Records contained in a dataset
★ ★ ★

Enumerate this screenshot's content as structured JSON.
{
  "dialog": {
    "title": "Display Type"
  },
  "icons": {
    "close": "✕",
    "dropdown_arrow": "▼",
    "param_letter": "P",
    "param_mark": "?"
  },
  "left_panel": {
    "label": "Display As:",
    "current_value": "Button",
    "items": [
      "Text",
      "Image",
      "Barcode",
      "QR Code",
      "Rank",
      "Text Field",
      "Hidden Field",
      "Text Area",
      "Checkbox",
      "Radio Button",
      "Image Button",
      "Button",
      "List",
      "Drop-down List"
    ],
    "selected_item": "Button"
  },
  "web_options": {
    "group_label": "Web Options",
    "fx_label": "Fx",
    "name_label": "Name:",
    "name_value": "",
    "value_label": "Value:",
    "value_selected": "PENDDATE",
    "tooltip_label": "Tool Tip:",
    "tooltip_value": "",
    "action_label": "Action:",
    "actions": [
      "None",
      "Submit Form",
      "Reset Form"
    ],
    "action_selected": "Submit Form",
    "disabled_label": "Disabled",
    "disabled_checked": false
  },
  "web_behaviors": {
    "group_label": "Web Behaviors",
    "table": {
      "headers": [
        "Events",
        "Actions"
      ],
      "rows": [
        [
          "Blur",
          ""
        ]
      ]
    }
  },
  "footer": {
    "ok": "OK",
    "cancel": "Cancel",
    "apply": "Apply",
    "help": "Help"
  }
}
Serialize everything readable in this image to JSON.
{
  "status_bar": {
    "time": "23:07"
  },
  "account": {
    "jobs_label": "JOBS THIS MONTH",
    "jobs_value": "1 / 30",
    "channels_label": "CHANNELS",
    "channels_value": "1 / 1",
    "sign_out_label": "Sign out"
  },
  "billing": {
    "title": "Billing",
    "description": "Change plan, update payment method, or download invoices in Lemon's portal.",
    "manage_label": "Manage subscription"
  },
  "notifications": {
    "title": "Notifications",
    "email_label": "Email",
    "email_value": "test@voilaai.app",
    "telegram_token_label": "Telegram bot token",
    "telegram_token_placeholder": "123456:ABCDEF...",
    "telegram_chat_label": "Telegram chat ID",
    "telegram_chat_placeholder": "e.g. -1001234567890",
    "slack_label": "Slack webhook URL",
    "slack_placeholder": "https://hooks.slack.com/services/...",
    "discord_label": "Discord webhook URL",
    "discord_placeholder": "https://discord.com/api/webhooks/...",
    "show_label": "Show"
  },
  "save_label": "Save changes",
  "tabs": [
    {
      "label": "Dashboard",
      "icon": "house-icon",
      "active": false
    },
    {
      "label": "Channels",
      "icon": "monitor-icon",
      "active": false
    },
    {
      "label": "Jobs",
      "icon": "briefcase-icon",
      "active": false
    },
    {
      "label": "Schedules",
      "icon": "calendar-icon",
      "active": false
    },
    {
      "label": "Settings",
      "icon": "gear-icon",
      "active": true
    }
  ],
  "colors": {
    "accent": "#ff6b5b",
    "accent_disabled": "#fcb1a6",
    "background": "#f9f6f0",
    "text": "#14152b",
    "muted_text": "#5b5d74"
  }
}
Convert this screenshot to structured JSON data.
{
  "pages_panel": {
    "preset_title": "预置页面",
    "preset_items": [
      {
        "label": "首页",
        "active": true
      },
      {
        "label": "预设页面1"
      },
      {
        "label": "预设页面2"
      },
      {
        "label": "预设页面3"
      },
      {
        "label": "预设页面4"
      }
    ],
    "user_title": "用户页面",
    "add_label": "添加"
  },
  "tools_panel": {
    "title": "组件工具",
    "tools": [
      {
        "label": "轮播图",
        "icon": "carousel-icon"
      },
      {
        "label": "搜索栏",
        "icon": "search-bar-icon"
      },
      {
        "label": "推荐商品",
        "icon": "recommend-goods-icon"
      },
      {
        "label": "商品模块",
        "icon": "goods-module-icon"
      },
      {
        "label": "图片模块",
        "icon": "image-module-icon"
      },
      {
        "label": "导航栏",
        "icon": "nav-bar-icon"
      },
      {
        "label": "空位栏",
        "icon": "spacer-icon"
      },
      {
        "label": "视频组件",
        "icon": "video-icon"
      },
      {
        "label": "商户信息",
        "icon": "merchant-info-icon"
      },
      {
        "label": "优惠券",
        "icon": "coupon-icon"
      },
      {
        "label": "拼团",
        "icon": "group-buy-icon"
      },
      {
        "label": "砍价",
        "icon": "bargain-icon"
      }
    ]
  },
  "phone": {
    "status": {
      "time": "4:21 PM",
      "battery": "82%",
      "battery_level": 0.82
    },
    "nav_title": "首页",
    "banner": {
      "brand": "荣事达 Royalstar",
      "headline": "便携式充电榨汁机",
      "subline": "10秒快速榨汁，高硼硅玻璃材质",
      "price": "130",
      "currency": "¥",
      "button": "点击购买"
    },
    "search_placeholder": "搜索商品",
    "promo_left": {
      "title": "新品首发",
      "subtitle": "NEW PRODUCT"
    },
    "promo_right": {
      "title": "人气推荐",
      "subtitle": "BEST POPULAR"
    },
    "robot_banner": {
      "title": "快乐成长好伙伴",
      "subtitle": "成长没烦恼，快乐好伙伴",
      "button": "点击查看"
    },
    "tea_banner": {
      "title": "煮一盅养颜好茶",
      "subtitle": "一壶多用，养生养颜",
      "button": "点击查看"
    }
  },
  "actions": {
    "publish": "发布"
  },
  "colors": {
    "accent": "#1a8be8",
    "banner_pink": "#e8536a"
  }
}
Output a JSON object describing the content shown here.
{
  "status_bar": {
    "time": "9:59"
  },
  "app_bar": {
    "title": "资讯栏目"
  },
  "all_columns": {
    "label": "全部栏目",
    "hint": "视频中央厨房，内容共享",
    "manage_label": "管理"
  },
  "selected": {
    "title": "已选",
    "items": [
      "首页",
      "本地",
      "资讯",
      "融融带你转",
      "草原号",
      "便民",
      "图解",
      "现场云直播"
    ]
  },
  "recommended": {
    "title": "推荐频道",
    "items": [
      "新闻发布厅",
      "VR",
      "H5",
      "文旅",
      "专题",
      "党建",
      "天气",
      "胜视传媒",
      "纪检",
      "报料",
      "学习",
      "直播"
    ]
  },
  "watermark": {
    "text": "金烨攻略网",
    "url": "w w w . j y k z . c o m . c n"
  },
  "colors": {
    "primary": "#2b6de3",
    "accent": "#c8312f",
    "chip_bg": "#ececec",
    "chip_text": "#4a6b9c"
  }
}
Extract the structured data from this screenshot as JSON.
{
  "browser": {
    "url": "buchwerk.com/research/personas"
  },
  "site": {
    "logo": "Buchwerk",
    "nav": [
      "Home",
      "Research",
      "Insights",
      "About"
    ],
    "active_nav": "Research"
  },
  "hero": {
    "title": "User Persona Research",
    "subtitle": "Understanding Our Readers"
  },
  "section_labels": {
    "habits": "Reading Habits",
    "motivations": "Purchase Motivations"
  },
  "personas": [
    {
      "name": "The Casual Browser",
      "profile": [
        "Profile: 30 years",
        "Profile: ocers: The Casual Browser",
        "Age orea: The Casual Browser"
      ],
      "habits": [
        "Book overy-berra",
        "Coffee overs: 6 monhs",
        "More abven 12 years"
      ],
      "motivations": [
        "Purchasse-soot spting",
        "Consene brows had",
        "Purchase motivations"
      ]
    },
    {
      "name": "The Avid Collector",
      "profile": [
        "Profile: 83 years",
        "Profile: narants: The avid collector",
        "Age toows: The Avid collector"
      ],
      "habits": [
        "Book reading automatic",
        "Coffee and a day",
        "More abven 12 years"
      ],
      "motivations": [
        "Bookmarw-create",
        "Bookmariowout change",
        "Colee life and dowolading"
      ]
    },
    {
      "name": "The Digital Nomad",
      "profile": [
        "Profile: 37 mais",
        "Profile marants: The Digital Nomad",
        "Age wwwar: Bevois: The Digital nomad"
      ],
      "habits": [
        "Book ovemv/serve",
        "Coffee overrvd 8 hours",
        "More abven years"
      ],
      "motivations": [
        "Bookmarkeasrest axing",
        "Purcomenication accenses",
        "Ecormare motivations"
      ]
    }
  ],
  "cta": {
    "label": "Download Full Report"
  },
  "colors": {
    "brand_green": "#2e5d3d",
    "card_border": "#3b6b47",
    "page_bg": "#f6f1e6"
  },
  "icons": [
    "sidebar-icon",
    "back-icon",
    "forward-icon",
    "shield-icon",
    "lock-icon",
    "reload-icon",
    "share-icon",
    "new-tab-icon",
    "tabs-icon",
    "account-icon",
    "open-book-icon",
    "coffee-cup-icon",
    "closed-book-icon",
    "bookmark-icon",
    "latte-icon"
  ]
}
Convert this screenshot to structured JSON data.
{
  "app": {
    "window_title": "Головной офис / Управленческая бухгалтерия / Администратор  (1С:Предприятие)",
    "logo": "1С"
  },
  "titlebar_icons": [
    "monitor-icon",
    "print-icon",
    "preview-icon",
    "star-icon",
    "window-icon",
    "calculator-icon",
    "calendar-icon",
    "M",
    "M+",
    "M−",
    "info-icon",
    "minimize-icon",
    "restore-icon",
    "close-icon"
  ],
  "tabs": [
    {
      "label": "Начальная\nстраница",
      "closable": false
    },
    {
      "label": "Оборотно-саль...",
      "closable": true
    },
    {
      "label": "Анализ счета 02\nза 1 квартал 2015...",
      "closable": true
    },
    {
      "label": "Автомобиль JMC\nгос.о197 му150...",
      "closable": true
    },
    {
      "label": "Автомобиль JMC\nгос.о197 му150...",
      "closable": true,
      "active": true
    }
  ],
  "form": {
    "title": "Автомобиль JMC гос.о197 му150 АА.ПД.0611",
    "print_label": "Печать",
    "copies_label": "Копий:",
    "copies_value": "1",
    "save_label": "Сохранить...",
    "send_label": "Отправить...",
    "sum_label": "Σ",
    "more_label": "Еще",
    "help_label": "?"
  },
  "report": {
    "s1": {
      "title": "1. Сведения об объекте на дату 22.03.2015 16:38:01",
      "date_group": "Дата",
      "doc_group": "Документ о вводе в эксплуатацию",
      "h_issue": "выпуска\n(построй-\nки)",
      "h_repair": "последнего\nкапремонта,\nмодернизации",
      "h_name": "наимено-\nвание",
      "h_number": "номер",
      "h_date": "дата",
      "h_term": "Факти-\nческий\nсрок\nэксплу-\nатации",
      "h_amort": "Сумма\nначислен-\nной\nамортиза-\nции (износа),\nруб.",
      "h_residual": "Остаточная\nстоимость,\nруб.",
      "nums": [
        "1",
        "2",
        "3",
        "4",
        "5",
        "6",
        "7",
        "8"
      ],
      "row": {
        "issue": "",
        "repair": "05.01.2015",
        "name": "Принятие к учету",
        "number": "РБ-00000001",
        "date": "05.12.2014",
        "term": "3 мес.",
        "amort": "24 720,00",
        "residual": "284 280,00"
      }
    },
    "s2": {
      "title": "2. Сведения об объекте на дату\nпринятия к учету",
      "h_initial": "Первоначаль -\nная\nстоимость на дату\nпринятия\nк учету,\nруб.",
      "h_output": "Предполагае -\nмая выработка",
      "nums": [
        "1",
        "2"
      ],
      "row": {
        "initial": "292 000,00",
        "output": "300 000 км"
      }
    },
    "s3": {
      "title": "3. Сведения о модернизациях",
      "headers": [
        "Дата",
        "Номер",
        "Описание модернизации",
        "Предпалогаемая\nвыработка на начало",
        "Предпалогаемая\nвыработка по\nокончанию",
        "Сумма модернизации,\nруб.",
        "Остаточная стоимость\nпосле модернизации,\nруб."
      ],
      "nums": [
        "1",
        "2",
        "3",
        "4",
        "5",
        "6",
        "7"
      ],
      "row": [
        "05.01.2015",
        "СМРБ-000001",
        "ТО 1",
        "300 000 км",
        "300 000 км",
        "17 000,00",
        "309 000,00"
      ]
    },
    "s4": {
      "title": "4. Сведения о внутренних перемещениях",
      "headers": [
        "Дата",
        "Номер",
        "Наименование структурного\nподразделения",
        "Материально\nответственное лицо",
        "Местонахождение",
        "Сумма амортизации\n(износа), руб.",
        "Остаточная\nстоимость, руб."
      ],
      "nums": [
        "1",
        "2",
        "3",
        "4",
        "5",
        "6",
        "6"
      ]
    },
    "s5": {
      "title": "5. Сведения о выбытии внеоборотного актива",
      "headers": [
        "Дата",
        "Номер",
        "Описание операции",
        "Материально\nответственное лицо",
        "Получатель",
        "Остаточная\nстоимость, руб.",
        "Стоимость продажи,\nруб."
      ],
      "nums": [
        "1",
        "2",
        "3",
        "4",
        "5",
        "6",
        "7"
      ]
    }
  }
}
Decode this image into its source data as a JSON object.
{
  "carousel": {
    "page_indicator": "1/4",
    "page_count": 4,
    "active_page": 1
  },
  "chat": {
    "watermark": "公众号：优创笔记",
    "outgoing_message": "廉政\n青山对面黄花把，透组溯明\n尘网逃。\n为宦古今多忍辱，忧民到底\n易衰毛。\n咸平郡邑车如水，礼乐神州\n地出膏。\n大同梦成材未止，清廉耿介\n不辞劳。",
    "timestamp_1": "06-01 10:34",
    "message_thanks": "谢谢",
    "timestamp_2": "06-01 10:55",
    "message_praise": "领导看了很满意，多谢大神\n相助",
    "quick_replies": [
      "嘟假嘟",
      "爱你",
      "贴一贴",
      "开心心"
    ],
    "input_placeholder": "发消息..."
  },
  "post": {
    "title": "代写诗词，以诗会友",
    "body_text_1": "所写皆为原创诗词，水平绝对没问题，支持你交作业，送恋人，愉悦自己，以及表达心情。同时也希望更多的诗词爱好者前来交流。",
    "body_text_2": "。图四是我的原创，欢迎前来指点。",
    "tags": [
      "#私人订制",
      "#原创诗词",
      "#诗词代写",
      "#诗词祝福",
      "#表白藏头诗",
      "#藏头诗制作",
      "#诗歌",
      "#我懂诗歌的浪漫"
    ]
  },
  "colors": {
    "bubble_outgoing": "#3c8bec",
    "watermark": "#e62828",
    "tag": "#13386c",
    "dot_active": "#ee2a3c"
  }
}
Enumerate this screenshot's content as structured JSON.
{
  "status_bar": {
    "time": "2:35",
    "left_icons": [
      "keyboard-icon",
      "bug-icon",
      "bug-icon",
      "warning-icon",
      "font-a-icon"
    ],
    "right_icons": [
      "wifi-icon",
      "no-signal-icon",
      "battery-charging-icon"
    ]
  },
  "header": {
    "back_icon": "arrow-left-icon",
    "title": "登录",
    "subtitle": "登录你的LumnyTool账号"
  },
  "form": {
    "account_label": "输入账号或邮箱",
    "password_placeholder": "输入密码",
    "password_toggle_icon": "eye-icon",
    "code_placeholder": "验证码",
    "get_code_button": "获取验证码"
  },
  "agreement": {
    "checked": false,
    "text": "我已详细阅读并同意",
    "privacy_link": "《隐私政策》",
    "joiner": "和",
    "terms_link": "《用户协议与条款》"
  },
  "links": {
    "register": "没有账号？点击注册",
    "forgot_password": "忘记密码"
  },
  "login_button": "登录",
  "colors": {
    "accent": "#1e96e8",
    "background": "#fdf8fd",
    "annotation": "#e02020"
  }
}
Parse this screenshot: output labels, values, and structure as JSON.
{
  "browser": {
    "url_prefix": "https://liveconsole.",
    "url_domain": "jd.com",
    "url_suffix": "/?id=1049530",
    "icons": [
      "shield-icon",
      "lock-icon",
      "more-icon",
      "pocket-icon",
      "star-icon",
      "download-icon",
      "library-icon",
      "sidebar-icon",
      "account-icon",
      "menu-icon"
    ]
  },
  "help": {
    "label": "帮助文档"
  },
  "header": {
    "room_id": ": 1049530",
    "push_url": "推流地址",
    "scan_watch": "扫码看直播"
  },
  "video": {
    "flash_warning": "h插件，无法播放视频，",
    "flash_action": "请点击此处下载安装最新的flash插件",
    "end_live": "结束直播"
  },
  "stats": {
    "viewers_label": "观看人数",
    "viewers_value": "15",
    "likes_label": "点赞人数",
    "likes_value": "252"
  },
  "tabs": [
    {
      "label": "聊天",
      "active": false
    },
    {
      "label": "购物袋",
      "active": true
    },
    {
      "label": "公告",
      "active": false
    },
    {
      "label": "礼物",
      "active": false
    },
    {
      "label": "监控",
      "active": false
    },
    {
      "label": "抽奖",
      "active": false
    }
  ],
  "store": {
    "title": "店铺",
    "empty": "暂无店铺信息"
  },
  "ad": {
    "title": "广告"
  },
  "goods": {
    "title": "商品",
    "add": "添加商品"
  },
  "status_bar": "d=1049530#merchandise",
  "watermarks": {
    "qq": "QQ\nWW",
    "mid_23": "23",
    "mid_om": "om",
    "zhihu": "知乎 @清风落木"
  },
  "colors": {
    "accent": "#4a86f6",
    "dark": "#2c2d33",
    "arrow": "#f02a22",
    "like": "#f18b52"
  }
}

★ ★ ★

## Requirement
Pull out all lines of the data with the string "износа".

## Complete answer
      "h_amort": "Сумма\nначислен-\nной\nамортиза-\nции (износа),\nруб.",
        "Сумма амортизации\n(износа), руб.",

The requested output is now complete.